* [TASK REQUIREMENTS]:
Please filter the rows below and copy every line that contains the word "elements".

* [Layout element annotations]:

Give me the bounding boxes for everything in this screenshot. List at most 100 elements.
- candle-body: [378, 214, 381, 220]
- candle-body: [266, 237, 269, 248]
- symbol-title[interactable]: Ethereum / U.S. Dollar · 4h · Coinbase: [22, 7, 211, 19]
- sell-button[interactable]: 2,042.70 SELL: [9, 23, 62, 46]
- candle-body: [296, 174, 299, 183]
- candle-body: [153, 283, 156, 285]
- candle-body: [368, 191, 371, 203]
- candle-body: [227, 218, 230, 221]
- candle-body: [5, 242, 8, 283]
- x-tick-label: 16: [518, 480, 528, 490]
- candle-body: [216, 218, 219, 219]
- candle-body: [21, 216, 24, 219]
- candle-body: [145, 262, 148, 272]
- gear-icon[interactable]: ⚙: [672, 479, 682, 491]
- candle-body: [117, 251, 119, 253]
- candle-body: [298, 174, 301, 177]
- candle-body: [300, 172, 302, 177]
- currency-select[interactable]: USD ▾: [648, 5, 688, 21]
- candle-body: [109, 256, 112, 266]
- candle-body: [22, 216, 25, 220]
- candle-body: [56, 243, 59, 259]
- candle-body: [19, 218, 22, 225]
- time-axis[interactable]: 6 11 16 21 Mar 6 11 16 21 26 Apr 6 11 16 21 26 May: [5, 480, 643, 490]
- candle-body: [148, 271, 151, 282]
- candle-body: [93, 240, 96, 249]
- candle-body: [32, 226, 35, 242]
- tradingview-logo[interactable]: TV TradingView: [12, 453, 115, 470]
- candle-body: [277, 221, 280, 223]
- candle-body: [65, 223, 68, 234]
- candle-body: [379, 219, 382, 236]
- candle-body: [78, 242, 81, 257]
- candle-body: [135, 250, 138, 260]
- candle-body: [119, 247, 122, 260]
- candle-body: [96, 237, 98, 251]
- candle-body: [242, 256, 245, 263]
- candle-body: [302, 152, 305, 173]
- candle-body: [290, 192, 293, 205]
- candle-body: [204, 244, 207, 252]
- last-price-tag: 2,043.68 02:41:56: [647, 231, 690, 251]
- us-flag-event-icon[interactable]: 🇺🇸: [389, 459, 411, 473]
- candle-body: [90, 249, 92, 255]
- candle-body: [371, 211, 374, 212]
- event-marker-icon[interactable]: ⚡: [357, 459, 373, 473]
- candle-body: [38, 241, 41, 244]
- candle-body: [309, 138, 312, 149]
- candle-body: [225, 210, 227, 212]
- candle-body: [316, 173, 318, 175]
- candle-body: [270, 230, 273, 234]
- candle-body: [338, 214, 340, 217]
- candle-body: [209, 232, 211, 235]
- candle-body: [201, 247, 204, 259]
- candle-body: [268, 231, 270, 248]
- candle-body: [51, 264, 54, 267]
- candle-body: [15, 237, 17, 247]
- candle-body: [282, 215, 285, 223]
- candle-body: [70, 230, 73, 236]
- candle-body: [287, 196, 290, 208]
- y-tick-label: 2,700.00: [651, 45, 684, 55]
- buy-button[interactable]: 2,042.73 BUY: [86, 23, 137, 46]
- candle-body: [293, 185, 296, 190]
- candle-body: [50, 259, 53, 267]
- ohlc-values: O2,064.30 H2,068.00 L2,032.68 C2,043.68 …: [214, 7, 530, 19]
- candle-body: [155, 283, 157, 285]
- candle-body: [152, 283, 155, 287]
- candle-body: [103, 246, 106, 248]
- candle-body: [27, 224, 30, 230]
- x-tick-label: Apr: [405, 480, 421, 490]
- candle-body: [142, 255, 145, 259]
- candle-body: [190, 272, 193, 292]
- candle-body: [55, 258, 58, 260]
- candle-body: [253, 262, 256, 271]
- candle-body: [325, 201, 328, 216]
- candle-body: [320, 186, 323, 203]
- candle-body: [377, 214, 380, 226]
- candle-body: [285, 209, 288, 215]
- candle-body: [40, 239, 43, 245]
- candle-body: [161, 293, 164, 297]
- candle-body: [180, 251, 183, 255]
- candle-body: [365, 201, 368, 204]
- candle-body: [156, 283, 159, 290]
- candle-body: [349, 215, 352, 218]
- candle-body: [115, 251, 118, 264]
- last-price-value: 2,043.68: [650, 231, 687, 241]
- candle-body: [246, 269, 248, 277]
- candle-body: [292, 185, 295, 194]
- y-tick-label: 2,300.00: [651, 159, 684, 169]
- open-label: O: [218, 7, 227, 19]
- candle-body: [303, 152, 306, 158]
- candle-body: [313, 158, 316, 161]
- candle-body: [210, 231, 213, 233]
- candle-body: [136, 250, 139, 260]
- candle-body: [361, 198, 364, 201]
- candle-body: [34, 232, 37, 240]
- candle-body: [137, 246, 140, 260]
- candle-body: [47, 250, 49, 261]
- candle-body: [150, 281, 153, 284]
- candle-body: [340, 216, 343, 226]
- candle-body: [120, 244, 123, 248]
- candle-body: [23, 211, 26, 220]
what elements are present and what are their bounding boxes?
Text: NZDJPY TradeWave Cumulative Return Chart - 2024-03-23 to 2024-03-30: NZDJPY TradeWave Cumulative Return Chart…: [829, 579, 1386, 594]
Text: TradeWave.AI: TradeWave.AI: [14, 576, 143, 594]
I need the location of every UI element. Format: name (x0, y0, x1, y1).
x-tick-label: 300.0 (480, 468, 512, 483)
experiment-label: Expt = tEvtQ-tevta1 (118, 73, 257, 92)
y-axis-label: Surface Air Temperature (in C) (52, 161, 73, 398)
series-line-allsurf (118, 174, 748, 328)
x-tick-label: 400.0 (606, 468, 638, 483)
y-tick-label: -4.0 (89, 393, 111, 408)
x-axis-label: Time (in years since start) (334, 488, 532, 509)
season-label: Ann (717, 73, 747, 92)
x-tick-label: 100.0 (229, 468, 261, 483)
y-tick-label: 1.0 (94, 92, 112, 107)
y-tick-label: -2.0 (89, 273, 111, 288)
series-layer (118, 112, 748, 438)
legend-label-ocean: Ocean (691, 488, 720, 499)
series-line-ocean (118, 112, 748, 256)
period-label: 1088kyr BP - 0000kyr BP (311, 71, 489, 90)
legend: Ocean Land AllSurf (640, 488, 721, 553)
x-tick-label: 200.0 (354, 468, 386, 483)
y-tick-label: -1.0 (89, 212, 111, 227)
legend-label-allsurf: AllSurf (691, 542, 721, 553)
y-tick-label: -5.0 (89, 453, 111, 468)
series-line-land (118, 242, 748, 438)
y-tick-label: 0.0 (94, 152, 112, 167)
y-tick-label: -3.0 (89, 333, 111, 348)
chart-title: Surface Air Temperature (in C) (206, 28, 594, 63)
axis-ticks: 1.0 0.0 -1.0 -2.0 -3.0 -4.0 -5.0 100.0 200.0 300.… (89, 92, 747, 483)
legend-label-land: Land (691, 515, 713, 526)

* [EXERCISE RESPONSE]:
Give me the bounding boxes for everything in this screenshot. List at most 100 elements.
what elements are present and what are their bounding boxes?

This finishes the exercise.